#### [Element region listings]
++++++++

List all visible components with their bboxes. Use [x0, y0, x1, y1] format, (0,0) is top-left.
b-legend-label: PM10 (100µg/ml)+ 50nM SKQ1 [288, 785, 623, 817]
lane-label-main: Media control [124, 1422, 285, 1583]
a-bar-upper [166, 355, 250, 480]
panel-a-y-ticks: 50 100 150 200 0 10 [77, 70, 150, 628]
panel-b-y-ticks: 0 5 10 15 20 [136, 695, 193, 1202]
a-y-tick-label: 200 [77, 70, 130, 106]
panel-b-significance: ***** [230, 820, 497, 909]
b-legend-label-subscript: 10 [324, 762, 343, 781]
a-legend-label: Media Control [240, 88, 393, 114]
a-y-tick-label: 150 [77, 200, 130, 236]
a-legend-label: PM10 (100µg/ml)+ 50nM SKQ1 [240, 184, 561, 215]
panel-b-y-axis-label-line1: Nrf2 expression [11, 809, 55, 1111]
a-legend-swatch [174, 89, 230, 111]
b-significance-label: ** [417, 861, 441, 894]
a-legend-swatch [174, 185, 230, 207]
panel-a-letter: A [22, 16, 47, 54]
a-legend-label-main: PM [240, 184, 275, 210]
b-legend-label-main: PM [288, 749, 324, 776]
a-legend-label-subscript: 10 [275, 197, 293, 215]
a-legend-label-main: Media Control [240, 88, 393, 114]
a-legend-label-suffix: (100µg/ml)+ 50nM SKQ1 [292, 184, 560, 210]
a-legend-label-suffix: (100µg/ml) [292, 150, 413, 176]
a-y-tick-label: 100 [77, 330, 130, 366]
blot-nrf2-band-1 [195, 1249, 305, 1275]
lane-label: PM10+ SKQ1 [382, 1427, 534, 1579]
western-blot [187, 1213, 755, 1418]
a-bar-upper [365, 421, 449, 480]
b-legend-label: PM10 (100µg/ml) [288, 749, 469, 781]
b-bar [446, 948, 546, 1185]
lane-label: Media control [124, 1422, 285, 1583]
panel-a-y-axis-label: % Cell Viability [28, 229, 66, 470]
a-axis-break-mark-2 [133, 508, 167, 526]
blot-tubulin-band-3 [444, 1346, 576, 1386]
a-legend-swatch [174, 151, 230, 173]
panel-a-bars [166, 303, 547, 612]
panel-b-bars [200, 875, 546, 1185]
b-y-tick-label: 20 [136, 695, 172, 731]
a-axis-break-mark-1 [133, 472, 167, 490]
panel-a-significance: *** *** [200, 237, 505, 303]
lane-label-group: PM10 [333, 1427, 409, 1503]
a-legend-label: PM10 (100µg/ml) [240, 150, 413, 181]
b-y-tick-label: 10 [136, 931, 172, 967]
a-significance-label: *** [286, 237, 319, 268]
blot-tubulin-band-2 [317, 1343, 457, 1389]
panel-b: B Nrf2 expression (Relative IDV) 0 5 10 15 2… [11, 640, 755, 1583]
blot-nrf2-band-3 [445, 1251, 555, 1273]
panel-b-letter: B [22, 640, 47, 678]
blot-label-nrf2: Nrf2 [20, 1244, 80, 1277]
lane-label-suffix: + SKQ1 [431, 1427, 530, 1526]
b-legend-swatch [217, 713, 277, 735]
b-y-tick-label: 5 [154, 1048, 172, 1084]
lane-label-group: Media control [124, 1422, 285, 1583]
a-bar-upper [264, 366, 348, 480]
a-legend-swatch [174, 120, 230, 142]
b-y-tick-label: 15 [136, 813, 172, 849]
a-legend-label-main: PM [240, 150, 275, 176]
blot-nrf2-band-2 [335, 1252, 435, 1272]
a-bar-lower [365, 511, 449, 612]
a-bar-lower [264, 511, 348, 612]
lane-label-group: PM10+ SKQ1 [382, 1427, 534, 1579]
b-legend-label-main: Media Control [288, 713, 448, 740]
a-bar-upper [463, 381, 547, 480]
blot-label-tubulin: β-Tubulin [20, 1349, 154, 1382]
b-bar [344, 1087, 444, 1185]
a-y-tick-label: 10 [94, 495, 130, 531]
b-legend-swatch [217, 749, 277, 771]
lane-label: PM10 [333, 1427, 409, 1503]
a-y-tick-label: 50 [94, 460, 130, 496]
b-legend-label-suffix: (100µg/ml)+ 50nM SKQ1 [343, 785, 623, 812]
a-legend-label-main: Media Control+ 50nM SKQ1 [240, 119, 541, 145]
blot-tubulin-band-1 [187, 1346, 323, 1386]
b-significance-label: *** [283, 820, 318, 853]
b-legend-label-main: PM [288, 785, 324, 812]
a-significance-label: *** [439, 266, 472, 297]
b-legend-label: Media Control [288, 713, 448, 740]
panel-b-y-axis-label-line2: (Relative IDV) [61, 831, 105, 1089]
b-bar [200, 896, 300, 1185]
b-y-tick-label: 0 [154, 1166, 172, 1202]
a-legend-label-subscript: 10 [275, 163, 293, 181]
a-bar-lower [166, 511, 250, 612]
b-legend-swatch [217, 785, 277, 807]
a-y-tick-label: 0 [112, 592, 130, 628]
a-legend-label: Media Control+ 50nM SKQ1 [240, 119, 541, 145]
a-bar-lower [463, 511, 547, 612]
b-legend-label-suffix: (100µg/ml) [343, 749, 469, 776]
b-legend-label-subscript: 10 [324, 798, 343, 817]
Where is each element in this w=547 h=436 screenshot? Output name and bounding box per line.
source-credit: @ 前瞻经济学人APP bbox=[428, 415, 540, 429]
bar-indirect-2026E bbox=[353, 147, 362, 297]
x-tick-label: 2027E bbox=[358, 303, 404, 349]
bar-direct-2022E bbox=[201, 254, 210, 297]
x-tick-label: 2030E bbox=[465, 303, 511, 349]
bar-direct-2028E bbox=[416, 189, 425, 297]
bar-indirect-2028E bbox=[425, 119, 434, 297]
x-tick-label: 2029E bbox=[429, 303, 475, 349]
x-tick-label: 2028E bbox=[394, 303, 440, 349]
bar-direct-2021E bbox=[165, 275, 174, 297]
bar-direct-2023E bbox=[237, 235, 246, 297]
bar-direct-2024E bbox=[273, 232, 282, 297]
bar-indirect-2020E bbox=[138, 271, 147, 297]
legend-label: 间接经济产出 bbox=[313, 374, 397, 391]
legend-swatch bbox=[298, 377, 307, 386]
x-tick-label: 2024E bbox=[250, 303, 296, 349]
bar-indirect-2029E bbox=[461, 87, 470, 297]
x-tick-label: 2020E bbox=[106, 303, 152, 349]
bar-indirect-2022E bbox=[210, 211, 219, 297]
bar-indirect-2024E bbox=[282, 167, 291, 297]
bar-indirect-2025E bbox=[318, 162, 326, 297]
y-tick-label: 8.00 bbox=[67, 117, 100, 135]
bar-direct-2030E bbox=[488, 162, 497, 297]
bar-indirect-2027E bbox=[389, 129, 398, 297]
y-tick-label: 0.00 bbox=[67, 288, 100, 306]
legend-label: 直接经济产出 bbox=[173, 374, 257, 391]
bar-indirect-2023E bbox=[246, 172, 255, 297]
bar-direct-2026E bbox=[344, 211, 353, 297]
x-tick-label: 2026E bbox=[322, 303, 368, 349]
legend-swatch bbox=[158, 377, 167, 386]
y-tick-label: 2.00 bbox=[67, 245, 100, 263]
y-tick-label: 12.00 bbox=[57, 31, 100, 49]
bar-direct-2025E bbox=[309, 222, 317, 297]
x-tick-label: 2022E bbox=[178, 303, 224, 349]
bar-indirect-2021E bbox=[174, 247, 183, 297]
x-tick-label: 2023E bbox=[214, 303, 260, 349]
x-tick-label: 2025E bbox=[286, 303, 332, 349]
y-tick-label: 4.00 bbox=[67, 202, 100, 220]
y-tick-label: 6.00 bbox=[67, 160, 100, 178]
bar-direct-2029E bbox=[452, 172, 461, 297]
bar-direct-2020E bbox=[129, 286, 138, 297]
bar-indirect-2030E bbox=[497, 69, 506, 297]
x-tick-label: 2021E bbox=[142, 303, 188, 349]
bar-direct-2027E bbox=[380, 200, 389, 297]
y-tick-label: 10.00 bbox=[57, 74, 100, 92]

++++++++

#### [PROBLEM]
Copy the records from the beginning through the line containing "a-legend-swatch [174, 185, 230, 207]", keeping every line identical and including that final line.

#### [EXERCISE ANSWER]
List all visible components with their bboxes. Use [x0, y0, x1, y1] format, (0,0) is top-left.
b-legend-label: PM10 (100µg/ml)+ 50nM SKQ1 [288, 785, 623, 817]
lane-label-main: Media control [124, 1422, 285, 1583]
a-bar-upper [166, 355, 250, 480]
panel-a-y-ticks: 50 100 150 200 0 10 [77, 70, 150, 628]
panel-b-y-ticks: 0 5 10 15 20 [136, 695, 193, 1202]
a-y-tick-label: 200 [77, 70, 130, 106]
panel-b-significance: ***** [230, 820, 497, 909]
b-legend-label-subscript: 10 [324, 762, 343, 781]
a-legend-label: Media Control [240, 88, 393, 114]
a-y-tick-label: 150 [77, 200, 130, 236]
a-legend-label: PM10 (100µg/ml)+ 50nM SKQ1 [240, 184, 561, 215]
panel-b-y-axis-label-line1: Nrf2 expression [11, 809, 55, 1111]
a-legend-swatch [174, 89, 230, 111]
b-significance-label: ** [417, 861, 441, 894]
a-legend-swatch [174, 185, 230, 207]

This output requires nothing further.